++++ RECORDS FOR THIS EXERCISE ++++

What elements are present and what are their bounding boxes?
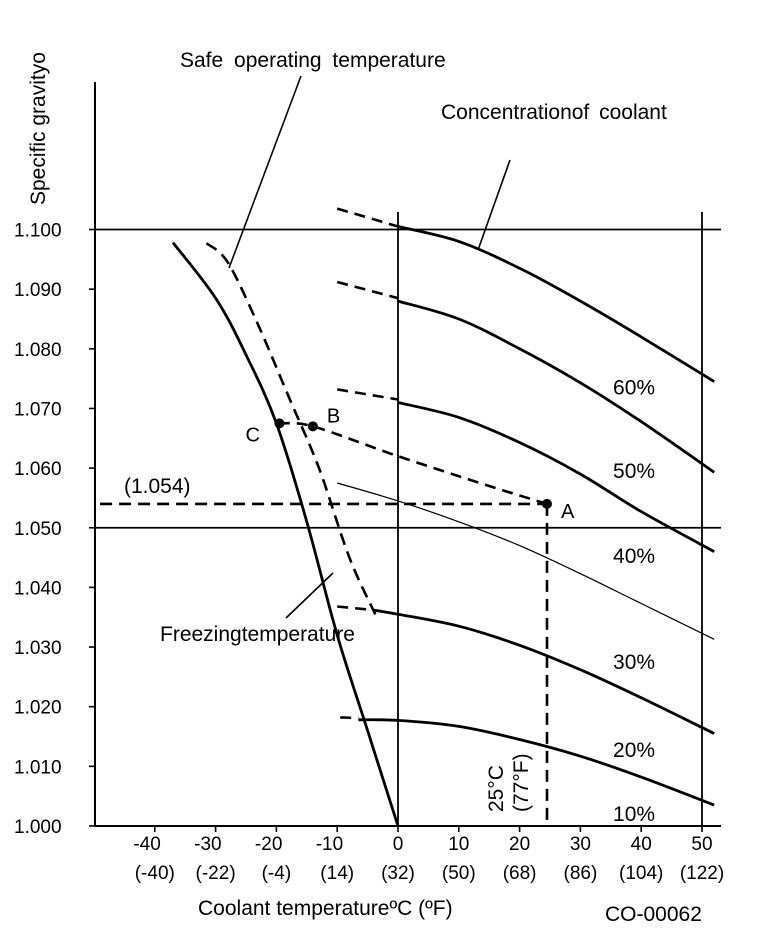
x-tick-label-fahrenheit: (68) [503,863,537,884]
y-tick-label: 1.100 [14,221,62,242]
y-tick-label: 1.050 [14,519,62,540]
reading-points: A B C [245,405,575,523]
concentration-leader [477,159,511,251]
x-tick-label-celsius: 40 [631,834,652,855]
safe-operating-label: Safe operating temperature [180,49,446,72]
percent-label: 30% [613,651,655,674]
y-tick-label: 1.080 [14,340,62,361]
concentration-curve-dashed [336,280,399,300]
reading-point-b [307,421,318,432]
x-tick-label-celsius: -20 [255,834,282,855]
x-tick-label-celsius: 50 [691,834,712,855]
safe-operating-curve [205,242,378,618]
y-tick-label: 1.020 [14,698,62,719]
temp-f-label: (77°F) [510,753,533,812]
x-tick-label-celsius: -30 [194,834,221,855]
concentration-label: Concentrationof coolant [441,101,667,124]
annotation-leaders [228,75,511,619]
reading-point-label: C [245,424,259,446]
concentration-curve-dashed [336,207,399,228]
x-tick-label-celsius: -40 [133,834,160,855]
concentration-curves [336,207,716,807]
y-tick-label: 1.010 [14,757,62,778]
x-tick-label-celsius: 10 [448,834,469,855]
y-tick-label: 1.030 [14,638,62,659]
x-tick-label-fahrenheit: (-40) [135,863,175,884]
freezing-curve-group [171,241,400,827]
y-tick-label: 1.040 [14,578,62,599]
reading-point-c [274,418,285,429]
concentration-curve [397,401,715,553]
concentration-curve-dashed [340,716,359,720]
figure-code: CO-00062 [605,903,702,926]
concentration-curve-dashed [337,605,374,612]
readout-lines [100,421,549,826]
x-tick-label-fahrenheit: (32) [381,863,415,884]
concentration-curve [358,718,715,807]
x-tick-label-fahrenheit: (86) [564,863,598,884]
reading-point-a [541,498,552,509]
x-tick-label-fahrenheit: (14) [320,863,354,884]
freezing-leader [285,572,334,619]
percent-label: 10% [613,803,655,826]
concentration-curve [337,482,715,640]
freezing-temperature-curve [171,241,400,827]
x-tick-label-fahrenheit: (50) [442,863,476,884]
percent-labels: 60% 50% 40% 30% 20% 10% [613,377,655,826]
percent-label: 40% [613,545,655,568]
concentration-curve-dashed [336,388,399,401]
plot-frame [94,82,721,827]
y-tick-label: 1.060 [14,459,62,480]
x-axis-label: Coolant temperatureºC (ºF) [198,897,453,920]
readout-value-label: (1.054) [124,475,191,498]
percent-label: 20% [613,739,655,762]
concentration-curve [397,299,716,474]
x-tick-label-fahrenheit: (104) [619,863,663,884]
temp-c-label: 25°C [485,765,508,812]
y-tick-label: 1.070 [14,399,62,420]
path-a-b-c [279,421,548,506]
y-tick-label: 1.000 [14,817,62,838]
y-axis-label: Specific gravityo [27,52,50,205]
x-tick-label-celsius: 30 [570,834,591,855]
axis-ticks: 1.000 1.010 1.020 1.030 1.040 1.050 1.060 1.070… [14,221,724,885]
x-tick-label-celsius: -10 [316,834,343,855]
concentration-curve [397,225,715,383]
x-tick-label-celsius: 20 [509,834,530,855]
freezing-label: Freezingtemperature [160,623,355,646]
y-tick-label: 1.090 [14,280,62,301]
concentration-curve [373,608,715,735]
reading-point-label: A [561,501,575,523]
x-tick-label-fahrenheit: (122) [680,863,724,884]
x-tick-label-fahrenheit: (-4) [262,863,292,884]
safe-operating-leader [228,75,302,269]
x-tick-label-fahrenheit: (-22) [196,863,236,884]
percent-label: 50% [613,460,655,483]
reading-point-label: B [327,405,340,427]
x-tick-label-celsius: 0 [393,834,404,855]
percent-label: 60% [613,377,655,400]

++++

## EXERCISE DESCRIPTION
Rename "y-tick-label" to "y-axis-tick-label" and give back the lines of the entries from the one containing "x-tick-label-fahrenheit: (68) [503,863,537,884]" through the one containing "x-tick-label-fahrenheit: (-40) [135,863,175,884]", with nothing else changed.

## RESULT
x-tick-label-fahrenheit: (68) [503,863,537,884]
y-axis-tick-label: 1.100 [14,221,62,242]
y-axis-tick-label: 1.050 [14,519,62,540]
reading-points: A B C [245,405,575,523]
concentration-leader [477,159,511,251]
x-tick-label-celsius: 40 [631,834,652,855]
safe-operating-label: Safe operating temperature [180,49,446,72]
percent-label: 30% [613,651,655,674]
y-axis-tick-label: 1.080 [14,340,62,361]
concentration-curve-dashed [336,280,399,300]
reading-point-b [307,421,318,432]
x-tick-label-celsius: -20 [255,834,282,855]
x-tick-label-celsius: 50 [691,834,712,855]
safe-operating-curve [205,242,378,618]
y-axis-tick-label: 1.020 [14,698,62,719]
temp-f-label: (77°F) [510,753,533,812]
x-tick-label-celsius: -30 [194,834,221,855]
concentration-label: Concentrationof coolant [441,101,667,124]
annotation-leaders [228,75,511,619]
reading-point-label: C [245,424,259,446]
concentration-curve-dashed [336,207,399,228]
x-tick-label-celsius: -40 [133,834,160,855]
concentration-curves [336,207,716,807]
y-axis-tick-label: 1.010 [14,757,62,778]
x-tick-label-celsius: 10 [448,834,469,855]
y-axis-tick-label: 1.030 [14,638,62,659]
x-tick-label-fahrenheit: (-40) [135,863,175,884]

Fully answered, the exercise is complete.